Work to complete: Repeat the material exactly, every line of it.

Extracted entries:

· · · · · · ·

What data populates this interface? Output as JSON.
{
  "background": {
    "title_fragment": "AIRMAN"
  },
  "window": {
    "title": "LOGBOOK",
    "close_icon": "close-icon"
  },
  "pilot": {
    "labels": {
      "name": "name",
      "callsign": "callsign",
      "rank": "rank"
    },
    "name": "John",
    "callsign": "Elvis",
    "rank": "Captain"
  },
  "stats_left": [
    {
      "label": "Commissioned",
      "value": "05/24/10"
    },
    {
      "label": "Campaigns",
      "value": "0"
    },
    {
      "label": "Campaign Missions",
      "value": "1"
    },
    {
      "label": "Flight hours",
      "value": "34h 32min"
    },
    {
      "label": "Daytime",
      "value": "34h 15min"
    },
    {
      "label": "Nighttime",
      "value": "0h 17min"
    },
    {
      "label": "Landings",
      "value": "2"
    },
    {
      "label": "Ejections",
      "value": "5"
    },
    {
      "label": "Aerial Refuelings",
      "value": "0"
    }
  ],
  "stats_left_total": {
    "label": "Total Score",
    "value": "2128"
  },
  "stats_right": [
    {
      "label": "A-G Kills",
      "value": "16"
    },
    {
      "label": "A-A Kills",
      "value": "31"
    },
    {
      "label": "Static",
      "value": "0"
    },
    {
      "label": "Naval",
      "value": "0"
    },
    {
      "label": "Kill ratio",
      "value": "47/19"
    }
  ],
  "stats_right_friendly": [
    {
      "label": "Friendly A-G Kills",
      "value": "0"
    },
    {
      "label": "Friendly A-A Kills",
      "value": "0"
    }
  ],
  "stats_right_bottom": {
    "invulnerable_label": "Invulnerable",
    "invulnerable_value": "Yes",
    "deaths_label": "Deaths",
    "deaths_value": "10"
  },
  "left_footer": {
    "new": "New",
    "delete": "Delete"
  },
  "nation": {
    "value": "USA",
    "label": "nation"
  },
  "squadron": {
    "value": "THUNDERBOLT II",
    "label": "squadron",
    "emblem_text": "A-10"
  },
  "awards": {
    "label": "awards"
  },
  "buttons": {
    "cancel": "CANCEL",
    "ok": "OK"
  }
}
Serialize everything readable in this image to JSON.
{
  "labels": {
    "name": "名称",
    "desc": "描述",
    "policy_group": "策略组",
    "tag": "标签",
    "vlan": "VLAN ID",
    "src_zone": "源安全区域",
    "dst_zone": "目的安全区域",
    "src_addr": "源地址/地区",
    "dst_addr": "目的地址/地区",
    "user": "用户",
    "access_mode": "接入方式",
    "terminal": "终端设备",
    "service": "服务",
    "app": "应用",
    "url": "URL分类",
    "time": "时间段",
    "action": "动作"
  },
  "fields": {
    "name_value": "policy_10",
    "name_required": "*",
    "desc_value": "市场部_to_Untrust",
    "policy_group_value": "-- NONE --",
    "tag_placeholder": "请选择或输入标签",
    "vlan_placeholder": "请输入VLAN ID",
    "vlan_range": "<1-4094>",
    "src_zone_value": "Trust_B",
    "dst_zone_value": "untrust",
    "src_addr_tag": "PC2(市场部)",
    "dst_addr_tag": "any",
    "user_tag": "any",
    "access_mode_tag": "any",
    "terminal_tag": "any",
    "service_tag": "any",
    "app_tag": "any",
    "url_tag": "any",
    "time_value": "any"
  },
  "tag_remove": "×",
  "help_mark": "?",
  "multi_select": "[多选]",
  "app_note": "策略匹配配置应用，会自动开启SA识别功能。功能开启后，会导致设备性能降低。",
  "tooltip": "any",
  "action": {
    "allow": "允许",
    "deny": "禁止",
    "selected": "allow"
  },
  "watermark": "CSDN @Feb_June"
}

· · · · · · ·

The response:
What data populates this interface? Output as JSON.
{
  "background": {
    "title_fragment": "AIRMAN"
  },
  "window": {
    "title": "LOGBOOK",
    "close_icon": "close-icon"
  },
  "pilot": {
    "labels": {
      "name": "name",
      "callsign": "callsign",
      "rank": "rank"
    },
    "name": "John",
    "callsign": "Elvis",
    "rank": "Captain"
  },
  "stats_left": [
    {
      "label": "Commissioned",
      "value": "05/24/10"
    },
    {
      "label": "Campaigns",
      "value": "0"
    },
    {
      "label": "Campaign Missions",
      "value": "1"
    },
    {
      "label": "Flight hours",
      "value": "34h 32min"
    },
    {
      "label": "Daytime",
      "value": "34h 15min"
    },
    {
      "label": "Nighttime",
      "value": "0h 17min"
    },
    {
      "label": "Landings",
      "value": "2"
    },
    {
      "label": "Ejections",
      "value": "5"
    },
    {
      "label": "Aerial Refuelings",
      "value": "0"
    }
  ],
  "stats_left_total": {
    "label": "Total Score",
    "value": "2128"
  },
  "stats_right": [
    {
      "label": "A-G Kills",
      "value": "16"
    },
    {
      "label": "A-A Kills",
      "value": "31"
    },
    {
      "label": "Static",
      "value": "0"
    },
    {
      "label": "Naval",
      "value": "0"
    },
    {
      "label": "Kill ratio",
      "value": "47/19"
    }
  ],
  "stats_right_friendly": [
    {
      "label": "Friendly A-G Kills",
      "value": "0"
    },
    {
      "label": "Friendly A-A Kills",
      "value": "0"
    }
  ],
  "stats_right_bottom": {
    "invulnerable_label": "Invulnerable",
    "invulnerable_value": "Yes",
    "deaths_label": "Deaths",
    "deaths_value": "10"
  },
  "left_footer": {
    "new": "New",
    "delete": "Delete"
  },
  "nation": {
    "value": "USA",
    "label": "nation"
  },
  "squadron": {
    "value": "THUNDERBOLT II",
    "label": "squadron",
    "emblem_text": "A-10"
  },
  "awards": {
    "label": "awards"
  },
  "buttons": {
    "cancel": "CANCEL",
    "ok": "OK"
  }
}
Serialize everything readable in this image to JSON.
{
  "labels": {
    "name": "名称",
    "desc": "描述",
    "policy_group": "策略组",
    "tag": "标签",
    "vlan": "VLAN ID",
    "src_zone": "源安全区域",
    "dst_zone": "目的安全区域",
    "src_addr": "源地址/地区",
    "dst_addr": "目的地址/地区",
    "user": "用户",
    "access_mode": "接入方式",
    "terminal": "终端设备",
    "service": "服务",
    "app": "应用",
    "url": "URL分类",
    "time": "时间段",
    "action": "动作"
  },
  "fields": {
    "name_value": "policy_10",
    "name_required": "*",
    "desc_value": "市场部_to_Untrust",
    "policy_group_value": "-- NONE --",
    "tag_placeholder": "请选择或输入标签",
    "vlan_placeholder": "请输入VLAN ID",
    "vlan_range": "<1-4094>",
    "src_zone_value": "Trust_B",
    "dst_zone_value": "untrust",
    "src_addr_tag": "PC2(市场部)",
    "dst_addr_tag": "any",
    "user_tag": "any",
    "access_mode_tag": "any",
    "terminal_tag": "any",
    "service_tag": "any",
    "app_tag": "any",
    "url_tag": "any",
    "time_value": "any"
  },
  "tag_remove": "×",
  "help_mark": "?",
  "multi_select": "[多选]",
  "app_note": "策略匹配配置应用，会自动开启SA识别功能。功能开启后，会导致设备性能降低。",
  "tooltip": "any",
  "action": {
    "allow": "允许",
    "deny": "禁止",
    "selected": "allow"
  },
  "watermark": "CSDN @Feb_June"
}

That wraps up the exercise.